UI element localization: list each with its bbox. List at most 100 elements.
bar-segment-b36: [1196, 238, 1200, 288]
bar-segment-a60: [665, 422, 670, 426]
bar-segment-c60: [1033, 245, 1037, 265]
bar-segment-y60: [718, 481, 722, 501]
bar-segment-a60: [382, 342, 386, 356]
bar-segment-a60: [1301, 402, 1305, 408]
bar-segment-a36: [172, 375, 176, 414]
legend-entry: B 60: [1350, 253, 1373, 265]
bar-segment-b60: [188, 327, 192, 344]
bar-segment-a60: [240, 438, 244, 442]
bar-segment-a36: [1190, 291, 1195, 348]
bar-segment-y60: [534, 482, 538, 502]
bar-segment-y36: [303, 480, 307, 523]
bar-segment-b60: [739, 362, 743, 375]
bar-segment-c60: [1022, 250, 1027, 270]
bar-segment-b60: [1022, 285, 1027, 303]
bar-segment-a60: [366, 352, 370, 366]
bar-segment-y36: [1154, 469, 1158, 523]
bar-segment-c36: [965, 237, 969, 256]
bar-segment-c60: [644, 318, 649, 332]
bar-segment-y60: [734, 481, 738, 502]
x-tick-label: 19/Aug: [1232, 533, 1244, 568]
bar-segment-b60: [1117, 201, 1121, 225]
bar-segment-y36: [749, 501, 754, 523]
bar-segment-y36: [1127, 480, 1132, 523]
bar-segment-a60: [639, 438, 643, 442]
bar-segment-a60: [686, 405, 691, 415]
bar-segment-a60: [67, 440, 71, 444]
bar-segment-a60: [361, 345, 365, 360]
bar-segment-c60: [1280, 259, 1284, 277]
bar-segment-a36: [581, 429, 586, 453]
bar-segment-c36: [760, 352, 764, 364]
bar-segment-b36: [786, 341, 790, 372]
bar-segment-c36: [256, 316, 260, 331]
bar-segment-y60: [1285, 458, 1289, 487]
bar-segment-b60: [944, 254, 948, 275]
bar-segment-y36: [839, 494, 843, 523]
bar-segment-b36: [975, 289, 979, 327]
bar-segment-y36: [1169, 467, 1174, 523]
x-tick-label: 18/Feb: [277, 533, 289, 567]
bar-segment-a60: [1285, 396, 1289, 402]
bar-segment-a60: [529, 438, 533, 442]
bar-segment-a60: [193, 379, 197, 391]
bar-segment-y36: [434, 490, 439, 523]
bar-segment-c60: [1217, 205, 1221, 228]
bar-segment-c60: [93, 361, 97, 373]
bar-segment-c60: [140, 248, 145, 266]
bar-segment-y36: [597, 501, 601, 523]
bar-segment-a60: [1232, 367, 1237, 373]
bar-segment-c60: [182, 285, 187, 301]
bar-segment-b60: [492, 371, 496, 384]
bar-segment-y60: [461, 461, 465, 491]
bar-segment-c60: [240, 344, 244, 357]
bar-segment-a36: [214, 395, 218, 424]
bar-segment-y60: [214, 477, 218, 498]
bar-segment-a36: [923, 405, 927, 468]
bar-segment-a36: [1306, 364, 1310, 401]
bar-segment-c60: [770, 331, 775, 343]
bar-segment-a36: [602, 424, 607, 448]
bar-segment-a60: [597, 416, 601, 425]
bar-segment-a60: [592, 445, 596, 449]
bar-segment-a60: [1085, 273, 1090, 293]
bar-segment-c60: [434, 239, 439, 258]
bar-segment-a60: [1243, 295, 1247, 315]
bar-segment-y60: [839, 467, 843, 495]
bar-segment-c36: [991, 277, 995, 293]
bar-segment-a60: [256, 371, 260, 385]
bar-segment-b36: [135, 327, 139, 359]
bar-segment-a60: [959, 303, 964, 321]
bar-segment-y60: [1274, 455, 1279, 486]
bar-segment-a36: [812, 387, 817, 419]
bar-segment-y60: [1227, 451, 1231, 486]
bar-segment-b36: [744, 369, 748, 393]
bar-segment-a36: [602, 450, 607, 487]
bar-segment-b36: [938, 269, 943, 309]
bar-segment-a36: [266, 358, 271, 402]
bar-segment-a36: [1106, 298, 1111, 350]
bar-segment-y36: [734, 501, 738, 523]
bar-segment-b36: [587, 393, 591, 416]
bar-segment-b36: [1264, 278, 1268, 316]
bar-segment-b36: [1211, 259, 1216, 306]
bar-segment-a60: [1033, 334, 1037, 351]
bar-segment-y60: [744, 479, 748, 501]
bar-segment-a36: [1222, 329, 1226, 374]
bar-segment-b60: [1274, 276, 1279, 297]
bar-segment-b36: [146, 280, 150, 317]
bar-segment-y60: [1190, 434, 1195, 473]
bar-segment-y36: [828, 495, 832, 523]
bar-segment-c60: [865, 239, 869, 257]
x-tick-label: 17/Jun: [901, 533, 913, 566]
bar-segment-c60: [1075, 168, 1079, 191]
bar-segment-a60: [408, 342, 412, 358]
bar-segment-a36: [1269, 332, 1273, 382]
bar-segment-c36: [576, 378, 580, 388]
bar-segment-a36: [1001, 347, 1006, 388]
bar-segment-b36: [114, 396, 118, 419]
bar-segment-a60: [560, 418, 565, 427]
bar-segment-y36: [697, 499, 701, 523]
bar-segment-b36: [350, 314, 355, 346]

-- Short problem --
Rewrite every line of the material above as a numbered list, omitting any blank lines.

-- Result for this exercise --
1. UI element localization: list each with its bbox. List at most 100 elements.
2. bar-segment-b36: [1196, 238, 1200, 288]
3. bar-segment-a60: [665, 422, 670, 426]
4. bar-segment-c60: [1033, 245, 1037, 265]
5. bar-segment-y60: [718, 481, 722, 501]
6. bar-segment-a60: [382, 342, 386, 356]
7. bar-segment-a60: [1301, 402, 1305, 408]
8. bar-segment-a36: [172, 375, 176, 414]
9. legend-entry: B 60: [1350, 253, 1373, 265]
10. bar-segment-b60: [188, 327, 192, 344]
11. bar-segment-a60: [240, 438, 244, 442]
12. bar-segment-a36: [1190, 291, 1195, 348]
13. bar-segment-y60: [534, 482, 538, 502]
14. bar-segment-y36: [303, 480, 307, 523]
15. bar-segment-b60: [739, 362, 743, 375]
16. bar-segment-c60: [1022, 250, 1027, 270]
17. bar-segment-b60: [1022, 285, 1027, 303]
18. bar-segment-a60: [366, 352, 370, 366]
19. bar-segment-y36: [1154, 469, 1158, 523]
20. bar-segment-c36: [965, 237, 969, 256]
21. bar-segment-c60: [644, 318, 649, 332]
22. bar-segment-y60: [734, 481, 738, 502]
23. x-tick-label: 19/Aug: [1232, 533, 1244, 568]
24. bar-segment-b60: [1117, 201, 1121, 225]
25. bar-segment-y36: [749, 501, 754, 523]
26. bar-segment-y36: [1127, 480, 1132, 523]
27. bar-segment-a60: [639, 438, 643, 442]
28. bar-segment-a60: [686, 405, 691, 415]
29. bar-segment-a60: [67, 440, 71, 444]
30. bar-segment-a60: [361, 345, 365, 360]
31. bar-segment-c60: [1280, 259, 1284, 277]
32. bar-segment-a36: [581, 429, 586, 453]
33. bar-segment-c36: [760, 352, 764, 364]
34. bar-segment-b36: [786, 341, 790, 372]
35. bar-segment-c36: [256, 316, 260, 331]
36. bar-segment-y60: [1285, 458, 1289, 487]
37. bar-segment-b60: [944, 254, 948, 275]
38. bar-segment-y36: [839, 494, 843, 523]
39. bar-segment-b36: [975, 289, 979, 327]
40. bar-segment-y36: [1169, 467, 1174, 523]
41. x-tick-label: 18/Feb: [277, 533, 289, 567]
42. bar-segment-a60: [1285, 396, 1289, 402]
43. bar-segment-a60: [529, 438, 533, 442]
44. bar-segment-a60: [193, 379, 197, 391]
45. bar-segment-y36: [434, 490, 439, 523]
46. bar-segment-c60: [1217, 205, 1221, 228]
47. bar-segment-c60: [93, 361, 97, 373]
48. bar-segment-c60: [140, 248, 145, 266]
49. bar-segment-y36: [597, 501, 601, 523]
50. bar-segment-a60: [1232, 367, 1237, 373]
51. bar-segment-c60: [182, 285, 187, 301]
52. bar-segment-b60: [492, 371, 496, 384]
53. bar-segment-y60: [461, 461, 465, 491]
54. bar-segment-c60: [240, 344, 244, 357]
55. bar-segment-a36: [214, 395, 218, 424]
56. bar-segment-y60: [214, 477, 218, 498]
57. bar-segment-a36: [923, 405, 927, 468]
58. bar-segment-a36: [1306, 364, 1310, 401]
59. bar-segment-c60: [770, 331, 775, 343]
60. bar-segment-a36: [602, 424, 607, 448]
61. bar-segment-a60: [597, 416, 601, 425]
62. bar-segment-a60: [592, 445, 596, 449]
63. bar-segment-a60: [1085, 273, 1090, 293]
64. bar-segment-c60: [434, 239, 439, 258]
65. bar-segment-a60: [1243, 295, 1247, 315]
66. bar-segment-y60: [839, 467, 843, 495]
67. bar-segment-c36: [991, 277, 995, 293]
68. bar-segment-a60: [256, 371, 260, 385]
69. bar-segment-b36: [135, 327, 139, 359]
70. bar-segment-a60: [959, 303, 964, 321]
71. bar-segment-y60: [1274, 455, 1279, 486]
72. bar-segment-a36: [812, 387, 817, 419]
73. bar-segment-y60: [1227, 451, 1231, 486]
74. bar-segment-b36: [744, 369, 748, 393]
75. bar-segment-a36: [602, 450, 607, 487]
76. bar-segment-b36: [938, 269, 943, 309]
77. bar-segment-a36: [266, 358, 271, 402]
78. bar-segment-a36: [1106, 298, 1111, 350]
79. bar-segment-y36: [734, 501, 738, 523]
80. bar-segment-b36: [587, 393, 591, 416]
81. bar-segment-b36: [1264, 278, 1268, 316]
82. bar-segment-b36: [1211, 259, 1216, 306]
83. bar-segment-a60: [1033, 334, 1037, 351]
84. bar-segment-y60: [744, 479, 748, 501]
85. bar-segment-a36: [1222, 329, 1226, 374]
86. bar-segment-b60: [1274, 276, 1279, 297]
87. bar-segment-b36: [146, 280, 150, 317]
88. bar-segment-y60: [1190, 434, 1195, 473]
89. bar-segment-y36: [828, 495, 832, 523]
90. bar-segment-c60: [865, 239, 869, 257]
91. x-tick-label: 17/Jun: [901, 533, 913, 566]
92. bar-segment-c60: [1075, 168, 1079, 191]
93. bar-segment-a60: [408, 342, 412, 358]
94. bar-segment-a36: [1269, 332, 1273, 382]
95. bar-segment-c36: [576, 378, 580, 388]
96. bar-segment-a36: [1001, 347, 1006, 388]
97. bar-segment-b36: [114, 396, 118, 419]
98. bar-segment-a60: [560, 418, 565, 427]
99. bar-segment-y36: [697, 499, 701, 523]
100. bar-segment-b36: [350, 314, 355, 346]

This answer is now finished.